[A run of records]
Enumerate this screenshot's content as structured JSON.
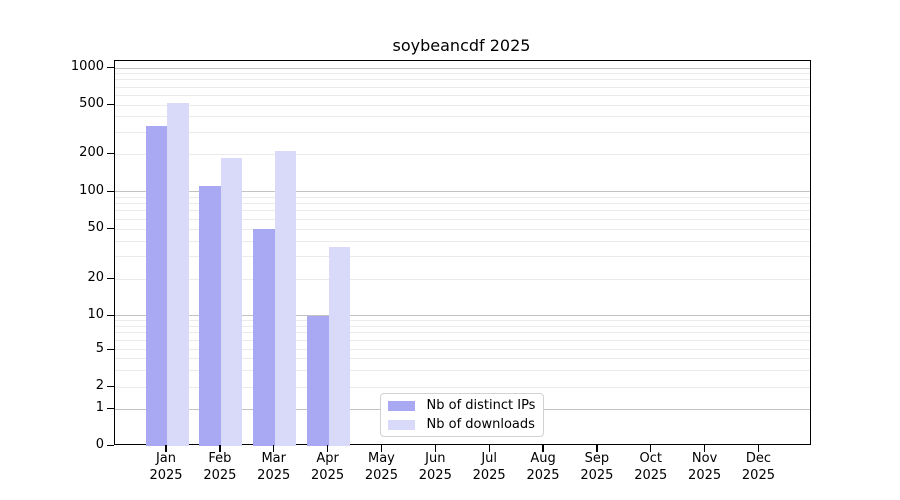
{
  "title": "soybeancdf 2025",
  "chart_data": {
    "type": "bar",
    "title": "soybeancdf 2025",
    "x_categories": [
      "Jan 2025",
      "Feb 2025",
      "Mar 2025",
      "Apr 2025",
      "May 2025",
      "Jun 2025",
      "Jul 2025",
      "Aug 2025",
      "Sep 2025",
      "Oct 2025",
      "Nov 2025",
      "Dec 2025"
    ],
    "series": [
      {
        "name": "Nb of distinct IPs",
        "color": "#a9a9f3",
        "values": [
          340,
          110,
          50,
          10,
          null,
          null,
          null,
          null,
          null,
          null,
          null,
          null
        ]
      },
      {
        "name": "Nb of downloads",
        "color": "#d9d9f9",
        "values": [
          520,
          185,
          210,
          36,
          null,
          null,
          null,
          null,
          null,
          null,
          null,
          null
        ]
      }
    ],
    "y_ticks": [
      0,
      1,
      2,
      5,
      10,
      20,
      50,
      100,
      200,
      500,
      1000
    ],
    "y_scale": "log-like with linear 0-1 segment",
    "ylim": [
      0,
      1000
    ],
    "grid": "horizontal major and minor gridlines",
    "legend": {
      "position": "inside-bottom-center"
    }
  }
}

**Description of the task**.
Review the material and copy each line in which the word "name" appears.

**Output of the exercise**.
        "name": "Nb of distinct IPs",
        "name": "Nb of downloads",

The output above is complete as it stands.